## Short exercise
Make an exact copy of all the records.

— Start of Material for this exercise —

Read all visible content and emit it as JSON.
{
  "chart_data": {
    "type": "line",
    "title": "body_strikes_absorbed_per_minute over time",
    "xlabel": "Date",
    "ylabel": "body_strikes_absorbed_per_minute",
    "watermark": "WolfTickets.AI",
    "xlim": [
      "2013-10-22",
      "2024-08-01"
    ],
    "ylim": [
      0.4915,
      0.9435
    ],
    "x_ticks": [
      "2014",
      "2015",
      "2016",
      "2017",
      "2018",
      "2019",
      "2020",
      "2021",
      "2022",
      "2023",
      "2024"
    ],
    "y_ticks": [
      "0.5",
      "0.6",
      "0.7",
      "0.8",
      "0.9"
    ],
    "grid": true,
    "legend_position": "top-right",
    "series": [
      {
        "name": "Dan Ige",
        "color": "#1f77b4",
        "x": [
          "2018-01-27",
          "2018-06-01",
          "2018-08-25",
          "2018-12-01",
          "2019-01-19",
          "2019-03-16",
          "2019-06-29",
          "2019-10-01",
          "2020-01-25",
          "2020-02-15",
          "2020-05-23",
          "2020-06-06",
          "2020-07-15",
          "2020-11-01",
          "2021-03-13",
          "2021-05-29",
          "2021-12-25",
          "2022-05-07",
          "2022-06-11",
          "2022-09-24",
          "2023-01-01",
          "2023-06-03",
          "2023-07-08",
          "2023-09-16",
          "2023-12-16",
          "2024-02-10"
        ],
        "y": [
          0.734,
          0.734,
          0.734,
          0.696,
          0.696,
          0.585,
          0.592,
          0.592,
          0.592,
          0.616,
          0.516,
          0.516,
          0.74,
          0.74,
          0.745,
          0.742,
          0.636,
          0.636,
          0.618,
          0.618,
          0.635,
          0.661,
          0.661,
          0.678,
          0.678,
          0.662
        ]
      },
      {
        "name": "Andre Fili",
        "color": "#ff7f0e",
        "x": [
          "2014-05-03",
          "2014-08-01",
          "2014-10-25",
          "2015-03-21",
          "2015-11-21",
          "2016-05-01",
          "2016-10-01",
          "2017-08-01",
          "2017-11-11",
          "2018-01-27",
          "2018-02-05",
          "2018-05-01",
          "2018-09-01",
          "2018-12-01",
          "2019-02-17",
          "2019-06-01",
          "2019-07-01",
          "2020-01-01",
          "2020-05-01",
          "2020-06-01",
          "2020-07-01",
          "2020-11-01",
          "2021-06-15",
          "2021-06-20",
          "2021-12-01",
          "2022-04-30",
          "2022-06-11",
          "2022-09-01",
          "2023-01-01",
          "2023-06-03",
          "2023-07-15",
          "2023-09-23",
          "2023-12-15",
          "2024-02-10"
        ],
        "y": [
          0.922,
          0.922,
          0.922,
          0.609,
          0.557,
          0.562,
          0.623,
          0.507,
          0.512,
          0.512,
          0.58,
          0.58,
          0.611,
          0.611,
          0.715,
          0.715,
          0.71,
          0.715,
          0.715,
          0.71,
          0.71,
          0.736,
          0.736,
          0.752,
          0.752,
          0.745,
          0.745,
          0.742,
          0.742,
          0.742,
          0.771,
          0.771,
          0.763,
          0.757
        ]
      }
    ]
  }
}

— End of Material for this exercise —

## Exercise answer
Read all visible content and emit it as JSON.
{
  "chart_data": {
    "type": "line",
    "title": "body_strikes_absorbed_per_minute over time",
    "xlabel": "Date",
    "ylabel": "body_strikes_absorbed_per_minute",
    "watermark": "WolfTickets.AI",
    "xlim": [
      "2013-10-22",
      "2024-08-01"
    ],
    "ylim": [
      0.4915,
      0.9435
    ],
    "x_ticks": [
      "2014",
      "2015",
      "2016",
      "2017",
      "2018",
      "2019",
      "2020",
      "2021",
      "2022",
      "2023",
      "2024"
    ],
    "y_ticks": [
      "0.5",
      "0.6",
      "0.7",
      "0.8",
      "0.9"
    ],
    "grid": true,
    "legend_position": "top-right",
    "series": [
      {
        "name": "Dan Ige",
        "color": "#1f77b4",
        "x": [
          "2018-01-27",
          "2018-06-01",
          "2018-08-25",
          "2018-12-01",
          "2019-01-19",
          "2019-03-16",
          "2019-06-29",
          "2019-10-01",
          "2020-01-25",
          "2020-02-15",
          "2020-05-23",
          "2020-06-06",
          "2020-07-15",
          "2020-11-01",
          "2021-03-13",
          "2021-05-29",
          "2021-12-25",
          "2022-05-07",
          "2022-06-11",
          "2022-09-24",
          "2023-01-01",
          "2023-06-03",
          "2023-07-08",
          "2023-09-16",
          "2023-12-16",
          "2024-02-10"
        ],
        "y": [
          0.734,
          0.734,
          0.734,
          0.696,
          0.696,
          0.585,
          0.592,
          0.592,
          0.592,
          0.616,
          0.516,
          0.516,
          0.74,
          0.74,
          0.745,
          0.742,
          0.636,
          0.636,
          0.618,
          0.618,
          0.635,
          0.661,
          0.661,
          0.678,
          0.678,
          0.662
        ]
      },
      {
        "name": "Andre Fili",
        "color": "#ff7f0e",
        "x": [
          "2014-05-03",
          "2014-08-01",
          "2014-10-25",
          "2015-03-21",
          "2015-11-21",
          "2016-05-01",
          "2016-10-01",
          "2017-08-01",
          "2017-11-11",
          "2018-01-27",
          "2018-02-05",
          "2018-05-01",
          "2018-09-01",
          "2018-12-01",
          "2019-02-17",
          "2019-06-01",
          "2019-07-01",
          "2020-01-01",
          "2020-05-01",
          "2020-06-01",
          "2020-07-01",
          "2020-11-01",
          "2021-06-15",
          "2021-06-20",
          "2021-12-01",
          "2022-04-30",
          "2022-06-11",
          "2022-09-01",
          "2023-01-01",
          "2023-06-03",
          "2023-07-15",
          "2023-09-23",
          "2023-12-15",
          "2024-02-10"
        ],
        "y": [
          0.922,
          0.922,
          0.922,
          0.609,
          0.557,
          0.562,
          0.623,
          0.507,
          0.512,
          0.512,
          0.58,
          0.58,
          0.611,
          0.611,
          0.715,
          0.715,
          0.71,
          0.715,
          0.715,
          0.71,
          0.71,
          0.736,
          0.736,
          0.752,
          0.752,
          0.745,
          0.745,
          0.742,
          0.742,
          0.742,
          0.771,
          0.771,
          0.763,
          0.757
        ]
      }
    ]
  }
}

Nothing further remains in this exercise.